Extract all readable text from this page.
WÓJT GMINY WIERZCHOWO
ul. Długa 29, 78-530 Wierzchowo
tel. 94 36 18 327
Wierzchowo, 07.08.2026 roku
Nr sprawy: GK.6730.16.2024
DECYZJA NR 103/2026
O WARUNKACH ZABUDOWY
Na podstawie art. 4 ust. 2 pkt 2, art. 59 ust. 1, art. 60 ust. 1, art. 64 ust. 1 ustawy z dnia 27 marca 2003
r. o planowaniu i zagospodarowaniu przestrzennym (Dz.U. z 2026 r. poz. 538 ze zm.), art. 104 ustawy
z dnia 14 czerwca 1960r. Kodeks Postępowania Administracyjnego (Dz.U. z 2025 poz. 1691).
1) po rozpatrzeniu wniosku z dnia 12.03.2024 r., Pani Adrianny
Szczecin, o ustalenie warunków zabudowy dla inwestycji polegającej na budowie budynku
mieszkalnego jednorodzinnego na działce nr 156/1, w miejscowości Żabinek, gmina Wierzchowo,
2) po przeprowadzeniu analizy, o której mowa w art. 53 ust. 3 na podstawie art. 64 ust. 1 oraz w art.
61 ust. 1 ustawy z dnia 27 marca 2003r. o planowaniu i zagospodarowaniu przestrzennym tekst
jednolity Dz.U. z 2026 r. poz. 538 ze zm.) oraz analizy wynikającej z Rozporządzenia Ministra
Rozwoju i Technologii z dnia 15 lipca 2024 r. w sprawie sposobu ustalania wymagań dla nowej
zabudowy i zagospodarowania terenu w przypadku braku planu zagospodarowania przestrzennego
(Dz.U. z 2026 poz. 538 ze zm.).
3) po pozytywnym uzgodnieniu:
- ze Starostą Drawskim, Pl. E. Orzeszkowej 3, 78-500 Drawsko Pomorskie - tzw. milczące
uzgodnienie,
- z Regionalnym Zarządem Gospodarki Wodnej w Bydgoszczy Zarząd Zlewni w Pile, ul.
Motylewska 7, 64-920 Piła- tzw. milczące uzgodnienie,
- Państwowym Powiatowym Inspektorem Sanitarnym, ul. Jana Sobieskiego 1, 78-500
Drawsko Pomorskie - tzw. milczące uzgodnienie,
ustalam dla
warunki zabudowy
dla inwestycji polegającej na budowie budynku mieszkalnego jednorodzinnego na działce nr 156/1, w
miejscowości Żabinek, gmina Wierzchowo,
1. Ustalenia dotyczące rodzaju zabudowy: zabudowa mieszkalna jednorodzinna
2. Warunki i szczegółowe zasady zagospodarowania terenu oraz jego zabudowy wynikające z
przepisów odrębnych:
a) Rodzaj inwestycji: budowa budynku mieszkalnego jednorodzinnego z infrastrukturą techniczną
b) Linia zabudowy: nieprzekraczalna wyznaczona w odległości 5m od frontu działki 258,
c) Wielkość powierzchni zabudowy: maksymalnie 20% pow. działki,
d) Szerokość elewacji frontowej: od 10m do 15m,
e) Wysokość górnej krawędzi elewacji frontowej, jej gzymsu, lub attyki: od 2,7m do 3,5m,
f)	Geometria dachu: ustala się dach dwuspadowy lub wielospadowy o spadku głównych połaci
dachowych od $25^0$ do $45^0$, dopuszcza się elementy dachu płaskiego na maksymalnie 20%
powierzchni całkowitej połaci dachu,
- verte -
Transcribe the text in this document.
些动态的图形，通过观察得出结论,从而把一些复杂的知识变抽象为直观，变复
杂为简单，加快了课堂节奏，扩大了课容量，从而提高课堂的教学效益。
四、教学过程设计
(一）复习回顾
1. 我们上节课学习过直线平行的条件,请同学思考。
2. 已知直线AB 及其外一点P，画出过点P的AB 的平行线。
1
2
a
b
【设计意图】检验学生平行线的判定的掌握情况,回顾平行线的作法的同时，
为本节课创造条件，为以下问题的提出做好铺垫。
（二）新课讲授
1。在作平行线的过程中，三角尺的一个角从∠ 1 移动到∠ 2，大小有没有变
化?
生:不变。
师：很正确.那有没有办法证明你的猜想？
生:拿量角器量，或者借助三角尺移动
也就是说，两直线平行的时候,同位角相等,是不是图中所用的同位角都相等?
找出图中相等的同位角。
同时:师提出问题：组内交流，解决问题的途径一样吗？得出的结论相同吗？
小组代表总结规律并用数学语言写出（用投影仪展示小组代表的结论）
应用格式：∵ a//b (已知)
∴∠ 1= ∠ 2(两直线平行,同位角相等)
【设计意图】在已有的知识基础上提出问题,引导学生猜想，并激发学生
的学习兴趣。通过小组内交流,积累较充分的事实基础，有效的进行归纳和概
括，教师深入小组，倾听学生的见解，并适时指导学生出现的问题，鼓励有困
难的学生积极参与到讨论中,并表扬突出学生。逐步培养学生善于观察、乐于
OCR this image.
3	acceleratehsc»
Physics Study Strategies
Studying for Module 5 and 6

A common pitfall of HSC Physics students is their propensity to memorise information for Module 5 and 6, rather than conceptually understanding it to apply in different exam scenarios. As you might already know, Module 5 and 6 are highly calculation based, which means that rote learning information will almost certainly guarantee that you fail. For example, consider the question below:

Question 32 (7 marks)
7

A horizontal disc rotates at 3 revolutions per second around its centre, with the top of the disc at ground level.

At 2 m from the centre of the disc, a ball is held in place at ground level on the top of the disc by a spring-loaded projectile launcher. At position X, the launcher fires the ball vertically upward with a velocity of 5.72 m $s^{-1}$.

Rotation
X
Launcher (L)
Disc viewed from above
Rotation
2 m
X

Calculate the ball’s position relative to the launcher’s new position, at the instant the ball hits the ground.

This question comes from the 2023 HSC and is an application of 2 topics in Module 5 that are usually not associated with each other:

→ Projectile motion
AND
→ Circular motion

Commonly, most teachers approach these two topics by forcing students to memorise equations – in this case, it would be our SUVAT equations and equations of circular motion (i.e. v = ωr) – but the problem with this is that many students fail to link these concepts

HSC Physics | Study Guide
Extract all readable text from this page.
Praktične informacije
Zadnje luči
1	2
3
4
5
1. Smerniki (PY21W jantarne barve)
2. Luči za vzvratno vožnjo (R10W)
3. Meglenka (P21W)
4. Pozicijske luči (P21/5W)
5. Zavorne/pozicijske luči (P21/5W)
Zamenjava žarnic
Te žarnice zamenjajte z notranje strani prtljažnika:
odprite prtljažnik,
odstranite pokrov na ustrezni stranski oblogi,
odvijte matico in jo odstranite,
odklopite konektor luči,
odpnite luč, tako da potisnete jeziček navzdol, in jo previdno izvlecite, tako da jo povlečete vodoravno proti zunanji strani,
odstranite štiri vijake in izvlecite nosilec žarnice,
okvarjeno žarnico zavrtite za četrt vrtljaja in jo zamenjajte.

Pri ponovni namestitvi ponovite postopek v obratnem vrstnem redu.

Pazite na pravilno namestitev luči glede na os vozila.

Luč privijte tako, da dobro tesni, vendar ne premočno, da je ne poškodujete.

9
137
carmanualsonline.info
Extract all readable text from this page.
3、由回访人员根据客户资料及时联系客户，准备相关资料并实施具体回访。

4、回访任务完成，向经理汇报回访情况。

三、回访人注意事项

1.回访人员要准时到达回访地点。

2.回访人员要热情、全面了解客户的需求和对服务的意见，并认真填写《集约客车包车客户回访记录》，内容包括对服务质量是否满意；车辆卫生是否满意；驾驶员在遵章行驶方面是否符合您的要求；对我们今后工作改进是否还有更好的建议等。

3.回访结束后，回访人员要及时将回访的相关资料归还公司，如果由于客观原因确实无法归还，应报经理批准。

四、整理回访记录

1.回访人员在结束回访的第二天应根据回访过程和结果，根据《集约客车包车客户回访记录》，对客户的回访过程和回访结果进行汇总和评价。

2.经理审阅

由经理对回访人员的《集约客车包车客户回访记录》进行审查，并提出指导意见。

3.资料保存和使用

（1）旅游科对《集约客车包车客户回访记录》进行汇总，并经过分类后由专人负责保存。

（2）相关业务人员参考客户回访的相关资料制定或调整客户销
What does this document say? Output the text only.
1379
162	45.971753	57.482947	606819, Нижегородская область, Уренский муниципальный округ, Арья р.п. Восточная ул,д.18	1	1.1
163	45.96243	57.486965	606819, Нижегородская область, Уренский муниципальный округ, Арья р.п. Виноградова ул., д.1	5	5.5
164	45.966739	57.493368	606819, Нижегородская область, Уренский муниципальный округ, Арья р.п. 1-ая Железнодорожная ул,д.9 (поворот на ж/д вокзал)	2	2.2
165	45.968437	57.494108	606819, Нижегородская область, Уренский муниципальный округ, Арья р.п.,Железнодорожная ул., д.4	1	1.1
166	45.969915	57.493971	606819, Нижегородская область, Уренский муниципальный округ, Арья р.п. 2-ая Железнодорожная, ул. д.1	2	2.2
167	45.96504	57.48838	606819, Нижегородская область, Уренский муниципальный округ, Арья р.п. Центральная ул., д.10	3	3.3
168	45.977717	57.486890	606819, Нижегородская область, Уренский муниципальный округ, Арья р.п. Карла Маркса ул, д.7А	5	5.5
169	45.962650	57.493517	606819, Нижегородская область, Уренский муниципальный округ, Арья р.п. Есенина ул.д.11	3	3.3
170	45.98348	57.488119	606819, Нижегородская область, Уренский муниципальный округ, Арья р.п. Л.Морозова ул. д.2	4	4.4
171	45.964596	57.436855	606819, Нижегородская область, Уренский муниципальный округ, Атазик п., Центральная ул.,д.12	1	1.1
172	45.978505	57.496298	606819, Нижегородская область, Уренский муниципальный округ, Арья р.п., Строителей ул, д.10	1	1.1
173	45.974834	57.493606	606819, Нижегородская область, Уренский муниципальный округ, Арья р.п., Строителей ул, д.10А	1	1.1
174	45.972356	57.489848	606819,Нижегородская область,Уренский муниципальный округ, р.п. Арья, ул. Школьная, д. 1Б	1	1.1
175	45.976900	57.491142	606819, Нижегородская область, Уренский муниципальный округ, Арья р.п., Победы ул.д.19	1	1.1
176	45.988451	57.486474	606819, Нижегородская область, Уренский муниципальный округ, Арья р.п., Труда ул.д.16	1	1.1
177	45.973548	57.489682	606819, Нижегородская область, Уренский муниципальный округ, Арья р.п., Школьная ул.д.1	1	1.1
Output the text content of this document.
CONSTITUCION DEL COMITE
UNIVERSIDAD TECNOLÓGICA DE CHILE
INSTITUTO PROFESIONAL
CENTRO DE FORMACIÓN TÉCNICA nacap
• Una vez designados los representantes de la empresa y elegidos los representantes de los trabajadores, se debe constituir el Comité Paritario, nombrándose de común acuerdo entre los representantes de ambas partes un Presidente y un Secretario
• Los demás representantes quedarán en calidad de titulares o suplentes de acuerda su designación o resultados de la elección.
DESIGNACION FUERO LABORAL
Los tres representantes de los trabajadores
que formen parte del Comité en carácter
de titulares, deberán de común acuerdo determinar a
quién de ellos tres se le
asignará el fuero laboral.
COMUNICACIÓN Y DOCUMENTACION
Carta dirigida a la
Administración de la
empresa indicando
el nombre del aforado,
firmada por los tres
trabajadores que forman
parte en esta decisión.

○ ○ ○ ○ ○ ○ ○

Written task |
Which lines contain "motion"? Copy each of them out.

Finished answer |
→ Projectile motion
→ Circular motion
Commonly, most teachers approach these two topics by forcing students to memorise equations – in this case, it would be our SUVAT equations and equations of circular motion (i.e. v = ωr) – but the problem with this is that many students fail to link these concepts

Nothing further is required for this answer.